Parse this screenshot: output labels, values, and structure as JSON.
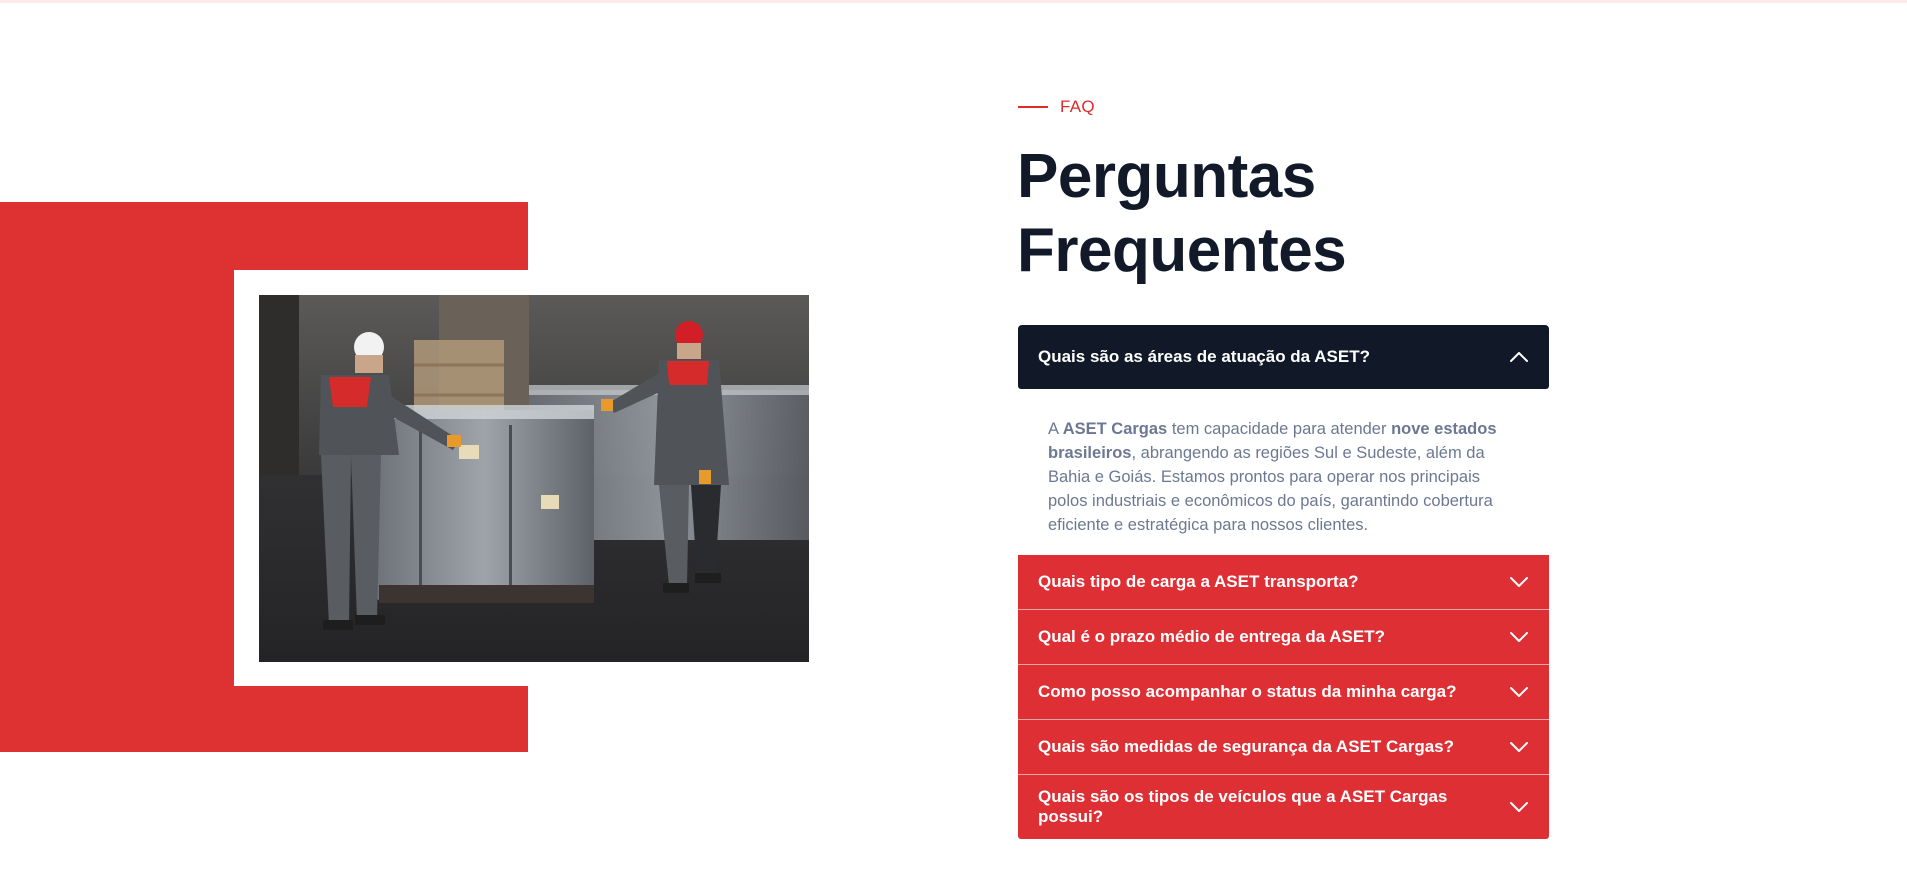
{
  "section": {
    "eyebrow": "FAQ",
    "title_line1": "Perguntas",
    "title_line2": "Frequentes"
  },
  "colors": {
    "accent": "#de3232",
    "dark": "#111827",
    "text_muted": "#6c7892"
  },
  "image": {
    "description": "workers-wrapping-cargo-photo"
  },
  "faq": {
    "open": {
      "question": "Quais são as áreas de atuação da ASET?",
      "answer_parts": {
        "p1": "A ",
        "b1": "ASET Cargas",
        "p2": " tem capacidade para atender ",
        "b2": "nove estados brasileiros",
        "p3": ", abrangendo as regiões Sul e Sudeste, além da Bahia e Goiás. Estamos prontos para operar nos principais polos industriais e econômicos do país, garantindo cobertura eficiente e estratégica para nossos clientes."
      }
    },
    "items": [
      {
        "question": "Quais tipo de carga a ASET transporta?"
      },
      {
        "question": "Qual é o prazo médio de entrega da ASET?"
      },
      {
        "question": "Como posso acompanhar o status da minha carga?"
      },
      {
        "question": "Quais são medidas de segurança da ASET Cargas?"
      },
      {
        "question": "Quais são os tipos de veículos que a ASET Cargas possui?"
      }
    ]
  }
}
##############################
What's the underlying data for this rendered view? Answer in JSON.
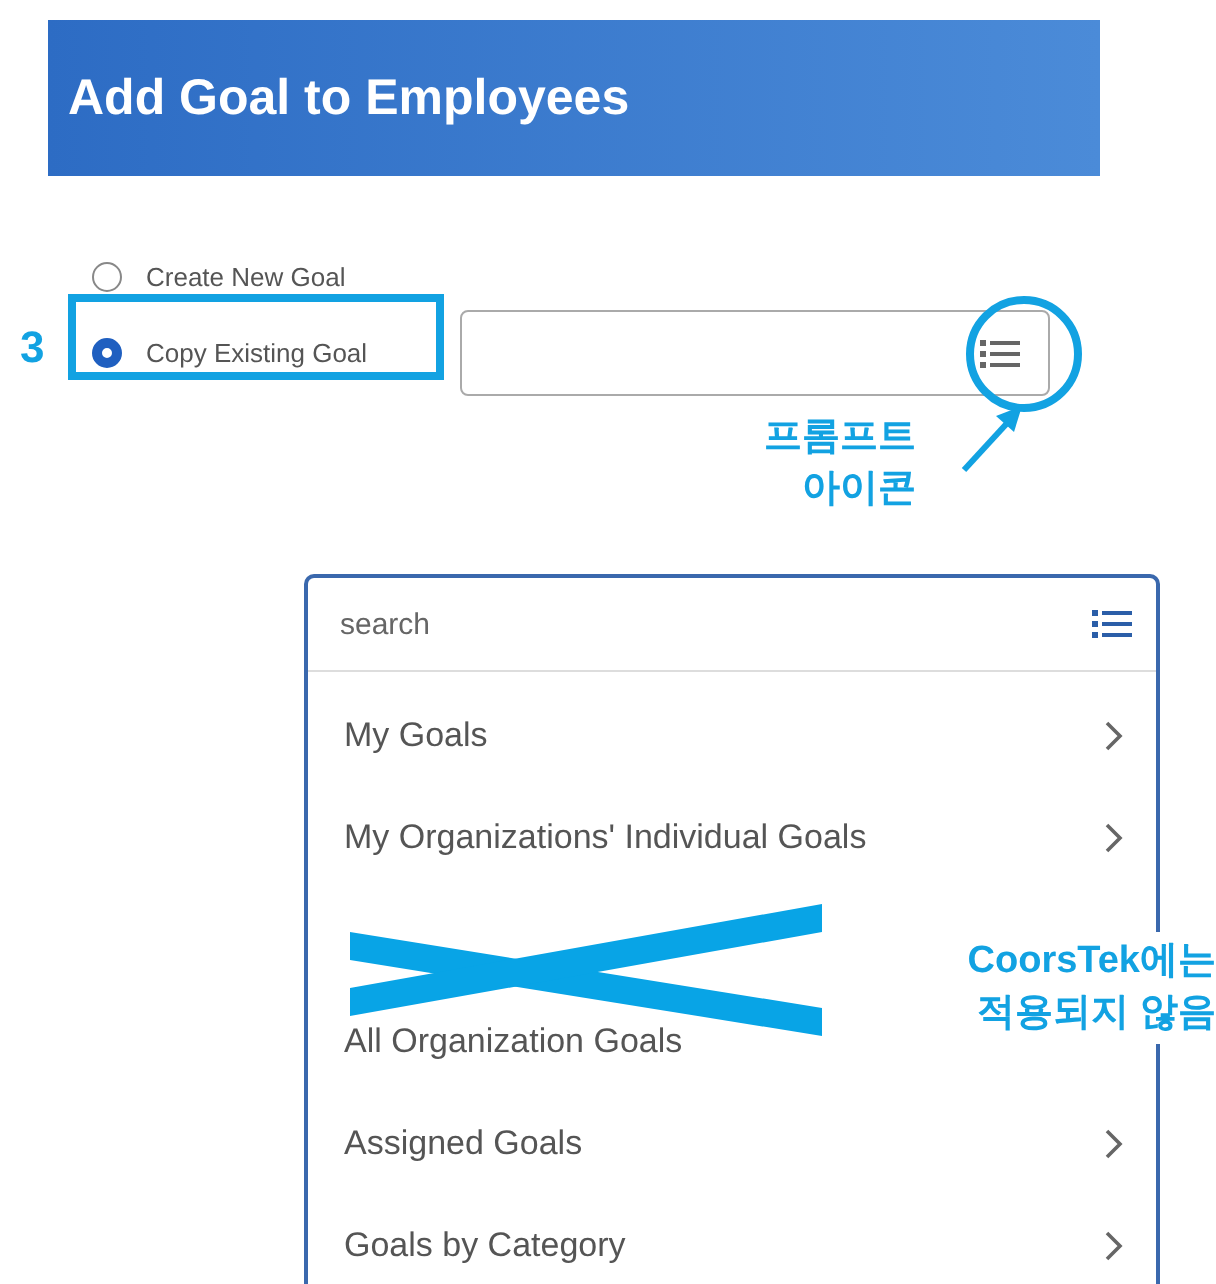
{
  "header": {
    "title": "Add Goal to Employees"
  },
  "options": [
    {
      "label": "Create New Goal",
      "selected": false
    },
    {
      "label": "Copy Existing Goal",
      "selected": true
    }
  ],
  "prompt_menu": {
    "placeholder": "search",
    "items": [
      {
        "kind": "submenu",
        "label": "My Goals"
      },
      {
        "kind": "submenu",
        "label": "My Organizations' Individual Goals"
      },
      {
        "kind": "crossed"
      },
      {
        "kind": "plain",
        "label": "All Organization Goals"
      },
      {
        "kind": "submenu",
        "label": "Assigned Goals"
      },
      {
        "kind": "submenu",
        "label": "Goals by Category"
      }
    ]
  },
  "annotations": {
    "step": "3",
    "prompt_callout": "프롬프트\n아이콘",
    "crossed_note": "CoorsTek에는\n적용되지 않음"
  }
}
##############################
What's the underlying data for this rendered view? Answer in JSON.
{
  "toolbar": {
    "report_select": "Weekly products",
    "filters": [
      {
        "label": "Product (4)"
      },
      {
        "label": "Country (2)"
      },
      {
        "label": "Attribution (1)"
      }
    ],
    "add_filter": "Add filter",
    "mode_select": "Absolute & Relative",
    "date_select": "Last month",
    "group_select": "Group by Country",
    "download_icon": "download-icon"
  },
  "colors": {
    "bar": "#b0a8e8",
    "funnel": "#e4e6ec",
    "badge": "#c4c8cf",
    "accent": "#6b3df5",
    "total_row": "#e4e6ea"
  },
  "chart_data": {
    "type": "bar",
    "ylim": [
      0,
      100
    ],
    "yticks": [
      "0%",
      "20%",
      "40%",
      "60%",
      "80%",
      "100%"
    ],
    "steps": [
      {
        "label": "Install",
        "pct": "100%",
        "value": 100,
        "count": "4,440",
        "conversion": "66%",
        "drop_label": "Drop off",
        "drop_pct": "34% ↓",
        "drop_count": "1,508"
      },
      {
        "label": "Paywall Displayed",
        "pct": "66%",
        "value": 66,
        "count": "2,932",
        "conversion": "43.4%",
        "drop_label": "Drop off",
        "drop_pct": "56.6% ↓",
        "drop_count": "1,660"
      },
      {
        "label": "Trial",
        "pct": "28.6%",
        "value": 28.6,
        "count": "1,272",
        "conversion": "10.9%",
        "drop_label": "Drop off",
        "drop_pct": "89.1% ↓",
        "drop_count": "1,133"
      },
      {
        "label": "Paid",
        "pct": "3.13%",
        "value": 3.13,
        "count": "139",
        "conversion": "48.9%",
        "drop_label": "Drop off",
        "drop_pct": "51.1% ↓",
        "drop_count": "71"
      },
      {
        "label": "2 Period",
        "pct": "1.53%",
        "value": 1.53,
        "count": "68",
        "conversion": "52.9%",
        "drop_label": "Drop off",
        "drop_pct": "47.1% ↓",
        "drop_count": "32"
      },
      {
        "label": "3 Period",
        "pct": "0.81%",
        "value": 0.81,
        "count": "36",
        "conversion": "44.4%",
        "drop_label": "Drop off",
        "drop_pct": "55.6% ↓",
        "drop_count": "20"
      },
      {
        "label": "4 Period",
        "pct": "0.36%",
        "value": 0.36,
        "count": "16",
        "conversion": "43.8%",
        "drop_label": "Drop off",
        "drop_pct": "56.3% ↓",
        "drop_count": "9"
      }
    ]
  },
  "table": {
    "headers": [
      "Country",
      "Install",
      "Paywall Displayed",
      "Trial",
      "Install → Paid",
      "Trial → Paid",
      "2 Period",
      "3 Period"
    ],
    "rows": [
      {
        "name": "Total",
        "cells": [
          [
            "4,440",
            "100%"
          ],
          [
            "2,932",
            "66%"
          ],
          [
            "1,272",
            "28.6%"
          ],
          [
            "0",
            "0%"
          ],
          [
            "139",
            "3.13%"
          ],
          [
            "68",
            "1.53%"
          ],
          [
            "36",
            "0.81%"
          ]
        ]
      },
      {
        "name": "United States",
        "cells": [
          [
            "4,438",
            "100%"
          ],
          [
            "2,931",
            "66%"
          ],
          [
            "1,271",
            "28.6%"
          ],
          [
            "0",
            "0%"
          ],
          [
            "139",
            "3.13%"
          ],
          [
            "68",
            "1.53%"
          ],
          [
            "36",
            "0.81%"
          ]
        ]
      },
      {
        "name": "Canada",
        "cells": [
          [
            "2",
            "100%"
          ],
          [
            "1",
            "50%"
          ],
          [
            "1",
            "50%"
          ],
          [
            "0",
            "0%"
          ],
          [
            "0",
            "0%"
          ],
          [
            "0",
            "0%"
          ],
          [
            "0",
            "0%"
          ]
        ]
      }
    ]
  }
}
##############################
> **Work to do**: Identify all lines where the word "Quais" shows up. Copy them.

> **Response for this exercise**:
      "question": "Quais são as áreas de atuação da ASET?",
        "question": "Quais tipo de carga a ASET transporta?"
        "question": "Quais são medidas de segurança da ASET Cargas?"
        "question": "Quais são os tipos de veículos que a ASET Cargas possui?"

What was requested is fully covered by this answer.